◆ Task goal ◆
Change "bounding boxes" to "coordinates" in everything from the first row down to the row containing "other-payment-tile[interactable]: ¥ 它", and give back only those rows with nothing else altered.

◆ Dataset content ◆

......

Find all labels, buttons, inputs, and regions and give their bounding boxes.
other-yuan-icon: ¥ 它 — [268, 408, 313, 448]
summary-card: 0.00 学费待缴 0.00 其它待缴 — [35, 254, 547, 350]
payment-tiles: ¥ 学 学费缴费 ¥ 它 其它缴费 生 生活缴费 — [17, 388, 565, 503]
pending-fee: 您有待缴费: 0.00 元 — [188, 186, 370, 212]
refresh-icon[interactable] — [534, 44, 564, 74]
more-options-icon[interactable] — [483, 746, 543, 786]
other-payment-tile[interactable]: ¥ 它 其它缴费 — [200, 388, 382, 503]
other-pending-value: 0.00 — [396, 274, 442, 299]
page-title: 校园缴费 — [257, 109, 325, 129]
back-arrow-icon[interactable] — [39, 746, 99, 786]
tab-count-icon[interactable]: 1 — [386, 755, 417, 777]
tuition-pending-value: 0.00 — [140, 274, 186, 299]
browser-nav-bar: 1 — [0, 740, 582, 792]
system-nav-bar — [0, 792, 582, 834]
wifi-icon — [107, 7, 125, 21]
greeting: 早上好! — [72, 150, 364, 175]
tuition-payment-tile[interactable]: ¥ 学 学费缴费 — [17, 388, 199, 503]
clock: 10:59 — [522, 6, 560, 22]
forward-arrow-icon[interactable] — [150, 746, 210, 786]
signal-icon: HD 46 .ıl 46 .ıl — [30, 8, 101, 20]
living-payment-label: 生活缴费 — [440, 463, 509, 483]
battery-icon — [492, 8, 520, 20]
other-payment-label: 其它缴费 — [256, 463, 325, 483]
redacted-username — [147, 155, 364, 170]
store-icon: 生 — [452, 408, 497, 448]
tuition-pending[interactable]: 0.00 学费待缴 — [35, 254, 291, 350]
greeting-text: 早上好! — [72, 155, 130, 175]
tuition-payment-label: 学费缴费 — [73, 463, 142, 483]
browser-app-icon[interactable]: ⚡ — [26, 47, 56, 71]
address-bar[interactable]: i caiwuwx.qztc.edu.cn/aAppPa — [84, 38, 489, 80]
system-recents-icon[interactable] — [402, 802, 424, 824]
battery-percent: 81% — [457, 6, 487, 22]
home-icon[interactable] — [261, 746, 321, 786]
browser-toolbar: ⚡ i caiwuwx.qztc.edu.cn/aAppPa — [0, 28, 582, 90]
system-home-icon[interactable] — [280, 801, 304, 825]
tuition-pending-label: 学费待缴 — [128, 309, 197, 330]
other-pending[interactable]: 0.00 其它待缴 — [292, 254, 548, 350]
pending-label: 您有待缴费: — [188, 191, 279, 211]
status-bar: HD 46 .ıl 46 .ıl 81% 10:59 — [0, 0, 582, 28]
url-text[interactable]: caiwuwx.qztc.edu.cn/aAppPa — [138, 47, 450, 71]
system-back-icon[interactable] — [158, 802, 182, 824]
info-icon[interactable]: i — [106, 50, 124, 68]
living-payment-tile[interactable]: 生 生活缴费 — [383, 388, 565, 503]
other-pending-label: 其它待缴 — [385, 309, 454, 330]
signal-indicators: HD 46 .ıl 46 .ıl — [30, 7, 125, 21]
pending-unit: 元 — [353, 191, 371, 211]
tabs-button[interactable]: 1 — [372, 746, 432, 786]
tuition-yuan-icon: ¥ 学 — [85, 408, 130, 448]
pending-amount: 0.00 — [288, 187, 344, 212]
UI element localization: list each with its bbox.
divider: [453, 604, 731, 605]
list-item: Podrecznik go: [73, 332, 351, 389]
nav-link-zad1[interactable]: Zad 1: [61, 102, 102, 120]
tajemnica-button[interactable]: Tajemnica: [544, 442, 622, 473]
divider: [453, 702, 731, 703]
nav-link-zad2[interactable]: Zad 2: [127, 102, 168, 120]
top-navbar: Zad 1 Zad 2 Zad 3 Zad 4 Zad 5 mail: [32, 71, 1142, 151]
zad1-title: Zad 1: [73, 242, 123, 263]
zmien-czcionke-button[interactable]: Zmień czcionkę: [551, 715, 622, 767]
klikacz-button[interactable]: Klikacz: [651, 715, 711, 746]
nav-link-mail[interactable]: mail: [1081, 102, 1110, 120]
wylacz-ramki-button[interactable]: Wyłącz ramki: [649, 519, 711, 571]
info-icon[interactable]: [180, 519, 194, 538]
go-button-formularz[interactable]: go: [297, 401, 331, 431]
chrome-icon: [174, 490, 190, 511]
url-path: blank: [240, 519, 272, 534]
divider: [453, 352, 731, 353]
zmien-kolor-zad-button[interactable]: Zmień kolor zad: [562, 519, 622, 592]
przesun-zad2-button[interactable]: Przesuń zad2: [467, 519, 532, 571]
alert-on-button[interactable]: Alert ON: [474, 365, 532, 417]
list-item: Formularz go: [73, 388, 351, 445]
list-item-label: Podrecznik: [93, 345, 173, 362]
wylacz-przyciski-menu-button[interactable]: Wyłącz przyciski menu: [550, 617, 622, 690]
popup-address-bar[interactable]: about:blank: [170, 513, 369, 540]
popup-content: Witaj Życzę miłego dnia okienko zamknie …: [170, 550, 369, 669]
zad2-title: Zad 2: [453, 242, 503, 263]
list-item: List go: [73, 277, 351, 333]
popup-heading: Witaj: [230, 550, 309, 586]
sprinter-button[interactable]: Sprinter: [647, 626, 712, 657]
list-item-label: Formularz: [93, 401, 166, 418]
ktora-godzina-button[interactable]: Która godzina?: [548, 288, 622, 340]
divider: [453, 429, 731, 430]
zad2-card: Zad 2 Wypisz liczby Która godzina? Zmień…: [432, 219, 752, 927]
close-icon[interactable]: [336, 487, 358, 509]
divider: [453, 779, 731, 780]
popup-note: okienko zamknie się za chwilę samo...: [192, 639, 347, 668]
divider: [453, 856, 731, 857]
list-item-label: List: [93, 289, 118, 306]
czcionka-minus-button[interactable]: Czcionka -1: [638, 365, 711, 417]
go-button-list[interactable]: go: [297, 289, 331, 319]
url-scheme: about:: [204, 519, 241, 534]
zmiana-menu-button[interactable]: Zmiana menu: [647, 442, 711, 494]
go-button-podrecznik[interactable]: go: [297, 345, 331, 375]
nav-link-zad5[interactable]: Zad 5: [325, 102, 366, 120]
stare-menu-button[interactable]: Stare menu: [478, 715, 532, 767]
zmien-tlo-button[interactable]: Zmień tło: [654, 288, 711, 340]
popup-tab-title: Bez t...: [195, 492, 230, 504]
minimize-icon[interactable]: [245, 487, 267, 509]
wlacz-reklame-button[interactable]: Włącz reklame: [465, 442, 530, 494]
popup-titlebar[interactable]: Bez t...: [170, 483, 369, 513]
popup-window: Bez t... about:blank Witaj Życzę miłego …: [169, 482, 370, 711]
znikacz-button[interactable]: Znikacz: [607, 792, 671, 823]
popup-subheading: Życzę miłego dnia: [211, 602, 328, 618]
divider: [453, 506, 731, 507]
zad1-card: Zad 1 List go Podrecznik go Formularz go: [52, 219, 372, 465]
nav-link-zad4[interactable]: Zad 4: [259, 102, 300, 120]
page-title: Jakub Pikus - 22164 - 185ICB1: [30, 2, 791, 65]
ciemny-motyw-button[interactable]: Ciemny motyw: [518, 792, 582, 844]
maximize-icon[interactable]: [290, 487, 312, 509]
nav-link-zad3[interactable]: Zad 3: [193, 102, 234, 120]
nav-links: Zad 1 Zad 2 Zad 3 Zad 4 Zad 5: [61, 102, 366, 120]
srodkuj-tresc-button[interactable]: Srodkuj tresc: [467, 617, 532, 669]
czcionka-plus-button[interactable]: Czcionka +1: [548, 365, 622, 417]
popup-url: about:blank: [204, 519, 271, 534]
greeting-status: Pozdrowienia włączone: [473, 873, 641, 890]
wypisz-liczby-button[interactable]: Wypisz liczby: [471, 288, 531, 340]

......

◆ Task output ◆
Find all labels, buttons, inputs, and regions and give their coordinates.
other-yuan-icon: ¥ 它 — [268, 408, 313, 448]
summary-card: 0.00 学费待缴 0.00 其它待缴 — [35, 254, 547, 350]
payment-tiles: ¥ 学 学费缴费 ¥ 它 其它缴费 生 生活缴费 — [17, 388, 565, 503]
pending-fee: 您有待缴费: 0.00 元 — [188, 186, 370, 212]
refresh-icon[interactable] — [534, 44, 564, 74]
more-options-icon[interactable] — [483, 746, 543, 786]
other-payment-tile[interactable]: ¥ 它 其它缴费 — [200, 388, 382, 503]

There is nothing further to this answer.